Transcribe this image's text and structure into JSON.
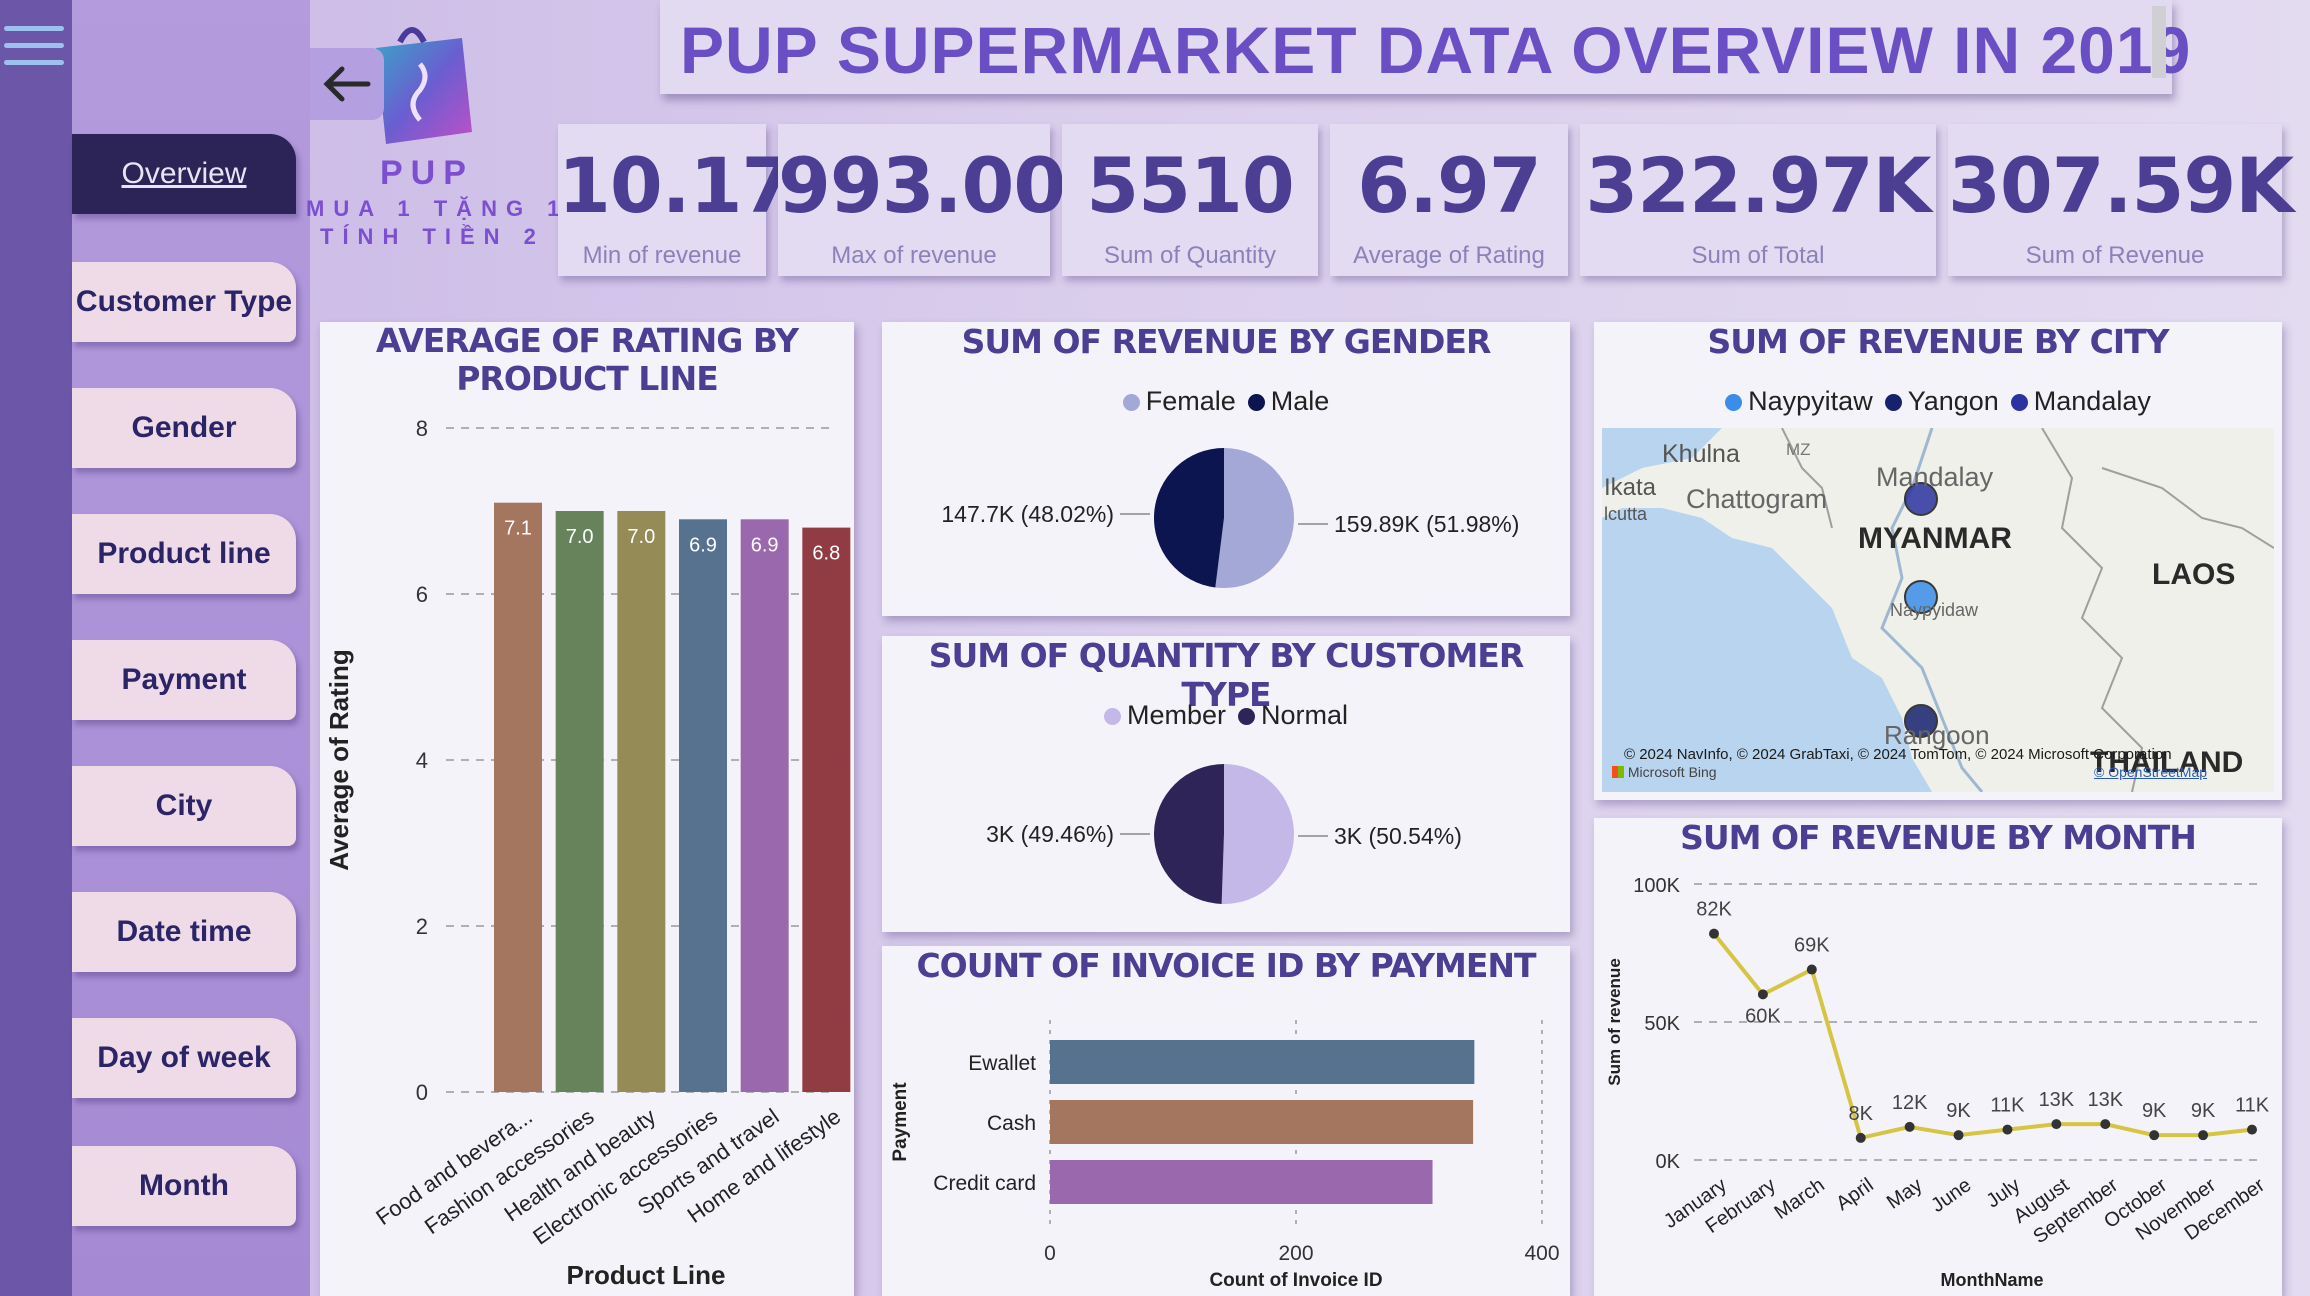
{
  "header": {
    "title": "PUP SUPERMARKET DATA OVERVIEW IN 2019",
    "brand": {
      "name": "PUP",
      "tagline_1": "MUA 1 TẶNG 1",
      "tagline_2": "TÍNH TIỀN 2"
    }
  },
  "nav": {
    "items": [
      {
        "label": "Overview",
        "active": true
      },
      {
        "label": "Customer Type"
      },
      {
        "label": "Gender"
      },
      {
        "label": "Product line"
      },
      {
        "label": "Payment"
      },
      {
        "label": "City"
      },
      {
        "label": "Date time"
      },
      {
        "label": "Day of week"
      },
      {
        "label": "Month"
      }
    ]
  },
  "kpis": [
    {
      "value": "10.17",
      "label": "Min of revenue"
    },
    {
      "value": "993.00",
      "label": "Max of revenue"
    },
    {
      "value": "5510",
      "label": "Sum of Quantity"
    },
    {
      "value": "6.97",
      "label": "Average of Rating"
    },
    {
      "value": "322.97K",
      "label": "Sum of Total"
    },
    {
      "value": "307.59K",
      "label": "Sum of Revenue"
    }
  ],
  "colors": {
    "accent": "#6a4ec3",
    "kpi_value": "#4b3e93",
    "female": "#a3a8d6",
    "male": "#0c1550",
    "member": "#c4b8e8",
    "normal": "#2f2458",
    "naypyitaw": "#3b8ee8",
    "yangon": "#16226e",
    "mandalay": "#2a33a0"
  },
  "chart_data": [
    {
      "type": "bar",
      "title": "AVERAGE OF RATING BY PRODUCT LINE",
      "xlabel": "Product Line",
      "ylabel": "Average of Rating",
      "ylim": [
        0,
        8
      ],
      "yticks": [
        "0",
        "2",
        "4",
        "6",
        "8"
      ],
      "categories": [
        "Food and bevera...",
        "Fashion accessories",
        "Health and beauty",
        "Electronic accessories",
        "Sports and travel",
        "Home and lifestyle"
      ],
      "values": [
        7.1,
        7.0,
        7.0,
        6.9,
        6.9,
        6.8
      ],
      "data_labels": [
        "7.1",
        "7.0",
        "7.0",
        "6.9",
        "6.9",
        "6.8"
      ],
      "bar_colors": [
        "#a47660",
        "#67835c",
        "#958b57",
        "#56728f",
        "#9a68ac",
        "#913c42"
      ],
      "grid": true
    },
    {
      "type": "pie",
      "title": "SUM OF REVENUE BY GENDER",
      "legend": [
        "Female",
        "Male"
      ],
      "values": [
        159.89,
        147.7
      ],
      "data_labels": [
        "159.89K (51.98%)",
        "147.7K (48.02%)"
      ],
      "colors": [
        "#a3a8d6",
        "#0c1550"
      ]
    },
    {
      "type": "pie",
      "title": "SUM OF QUANTITY BY CUSTOMER TYPE",
      "legend": [
        "Member",
        "Normal"
      ],
      "values": [
        50.54,
        49.46
      ],
      "data_labels": [
        "3K (50.54%)",
        "3K (49.46%)"
      ],
      "colors": [
        "#c4b8e8",
        "#2f2458"
      ]
    },
    {
      "type": "bar",
      "orientation": "horizontal",
      "title": "COUNT OF INVOICE ID BY PAYMENT",
      "xlabel": "Count of Invoice ID",
      "ylabel": "Payment",
      "xlim": [
        0,
        400
      ],
      "xticks": [
        "0",
        "200",
        "400"
      ],
      "categories": [
        "Ewallet",
        "Cash",
        "Credit card"
      ],
      "values": [
        345,
        344,
        311
      ],
      "bar_colors": [
        "#56728f",
        "#a47660",
        "#9a68ac"
      ]
    },
    {
      "type": "line",
      "title": "SUM OF REVENUE BY MONTH",
      "xlabel": "MonthName",
      "ylabel": "Sum of revenue",
      "ylim": [
        0,
        100
      ],
      "yticks": [
        "0K",
        "50K",
        "100K"
      ],
      "categories": [
        "January",
        "February",
        "March",
        "April",
        "May",
        "June",
        "July",
        "August",
        "September",
        "October",
        "November",
        "December"
      ],
      "values": [
        82,
        60,
        69,
        8,
        12,
        9,
        11,
        13,
        13,
        9,
        9,
        11
      ],
      "data_labels": [
        "82K",
        "60K",
        "69K",
        "8K",
        "12K",
        "9K",
        "11K",
        "13K",
        "13K",
        "9K",
        "9K",
        "11K"
      ],
      "color": "#d6c443"
    }
  ],
  "map": {
    "title": "SUM OF REVENUE BY CITY",
    "legend": [
      "Naypyitaw",
      "Yangon",
      "Mandalay"
    ],
    "labels": [
      "Khulna",
      "Chattogram",
      "Ikata",
      "lcutta",
      "MZ",
      "Mandalay",
      "MYANMAR",
      "LAOS",
      "Naypyidaw",
      "Rangoon",
      "THAILAND"
    ],
    "attribution": "© 2024 NavInfo, © 2024 GrabTaxi, © 2024 TomTom, © 2024 Microsoft Corporation",
    "osm": "© OpenStreetMap",
    "bing": "Microsoft Bing"
  }
}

################

What is required:
Without the pictures, write out the whole listing above exactly as it appears.

Final result:
Transcribe this image's text and structure into JSON.
{
  "header": {
    "title": "PUP SUPERMARKET DATA OVERVIEW IN 2019",
    "brand": {
      "name": "PUP",
      "tagline_1": "MUA 1 TẶNG 1",
      "tagline_2": "TÍNH TIỀN 2"
    }
  },
  "nav": {
    "items": [
      {
        "label": "Overview",
        "active": true
      },
      {
        "label": "Customer Type"
      },
      {
        "label": "Gender"
      },
      {
        "label": "Product line"
      },
      {
        "label": "Payment"
      },
      {
        "label": "City"
      },
      {
        "label": "Date time"
      },
      {
        "label": "Day of week"
      },
      {
        "label": "Month"
      }
    ]
  },
  "kpis": [
    {
      "value": "10.17",
      "label": "Min of revenue"
    },
    {
      "value": "993.00",
      "label": "Max of revenue"
    },
    {
      "value": "5510",
      "label": "Sum of Quantity"
    },
    {
      "value": "6.97",
      "label": "Average of Rating"
    },
    {
      "value": "322.97K",
      "label": "Sum of Total"
    },
    {
      "value": "307.59K",
      "label": "Sum of Revenue"
    }
  ],
  "colors": {
    "accent": "#6a4ec3",
    "kpi_value": "#4b3e93",
    "female": "#a3a8d6",
    "male": "#0c1550",
    "member": "#c4b8e8",
    "normal": "#2f2458",
    "naypyitaw": "#3b8ee8",
    "yangon": "#16226e",
    "mandalay": "#2a33a0"
  },
  "chart_data": [
    {
      "type": "bar",
      "title": "AVERAGE OF RATING BY PRODUCT LINE",
      "xlabel": "Product Line",
      "ylabel": "Average of Rating",
      "ylim": [
        0,
        8
      ],
      "yticks": [
        "0",
        "2",
        "4",
        "6",
        "8"
      ],
      "categories": [
        "Food and bevera...",
        "Fashion accessories",
        "Health and beauty",
        "Electronic accessories",
        "Sports and travel",
        "Home and lifestyle"
      ],
      "values": [
        7.1,
        7.0,
        7.0,
        6.9,
        6.9,
        6.8
      ],
      "data_labels": [
        "7.1",
        "7.0",
        "7.0",
        "6.9",
        "6.9",
        "6.8"
      ],
      "bar_colors": [
        "#a47660",
        "#67835c",
        "#958b57",
        "#56728f",
        "#9a68ac",
        "#913c42"
      ],
      "grid": true
    },
    {
      "type": "pie",
      "title": "SUM OF REVENUE BY GENDER",
      "legend": [
        "Female",
        "Male"
      ],
      "values": [
        159.89,
        147.7
      ],
      "data_labels": [
        "159.89K (51.98%)",
        "147.7K (48.02%)"
      ],
      "colors": [
        "#a3a8d6",
        "#0c1550"
      ]
    },
    {
      "type": "pie",
      "title": "SUM OF QUANTITY BY CUSTOMER TYPE",
      "legend": [
        "Member",
        "Normal"
      ],
      "values": [
        50.54,
        49.46
      ],
      "data_labels": [
        "3K (50.54%)",
        "3K (49.46%)"
      ],
      "colors": [
        "#c4b8e8",
        "#2f2458"
      ]
    },
    {
      "type": "bar",
      "orientation": "horizontal",
      "title": "COUNT OF INVOICE ID BY PAYMENT",
      "xlabel": "Count of Invoice ID",
      "ylabel": "Payment",
      "xlim": [
        0,
        400
      ],
      "xticks": [
        "0",
        "200",
        "400"
      ],
      "categories": [
        "Ewallet",
        "Cash",
        "Credit card"
      ],
      "values": [
        345,
        344,
        311
      ],
      "bar_colors": [
        "#56728f",
        "#a47660",
        "#9a68ac"
      ]
    },
    {
      "type": "line",
      "title": "SUM OF REVENUE BY MONTH",
      "xlabel": "MonthName",
      "ylabel": "Sum of revenue",
      "ylim": [
        0,
        100
      ],
      "yticks": [
        "0K",
        "50K",
        "100K"
      ],
      "categories": [
        "January",
        "February",
        "March",
        "April",
        "May",
        "June",
        "July",
        "August",
        "September",
        "October",
        "November",
        "December"
      ],
      "values": [
        82,
        60,
        69,
        8,
        12,
        9,
        11,
        13,
        13,
        9,
        9,
        11
      ],
      "data_labels": [
        "82K",
        "60K",
        "69K",
        "8K",
        "12K",
        "9K",
        "11K",
        "13K",
        "13K",
        "9K",
        "9K",
        "11K"
      ],
      "color": "#d6c443"
    }
  ],
  "map": {
    "title": "SUM OF REVENUE BY CITY",
    "legend": [
      "Naypyitaw",
      "Yangon",
      "Mandalay"
    ],
    "labels": [
      "Khulna",
      "Chattogram",
      "Ikata",
      "lcutta",
      "MZ",
      "Mandalay",
      "MYANMAR",
      "LAOS",
      "Naypyidaw",
      "Rangoon",
      "THAILAND"
    ],
    "attribution": "© 2024 NavInfo, © 2024 GrabTaxi, © 2024 TomTom, © 2024 Microsoft Corporation",
    "osm": "© OpenStreetMap",
    "bing": "Microsoft Bing"
  }
}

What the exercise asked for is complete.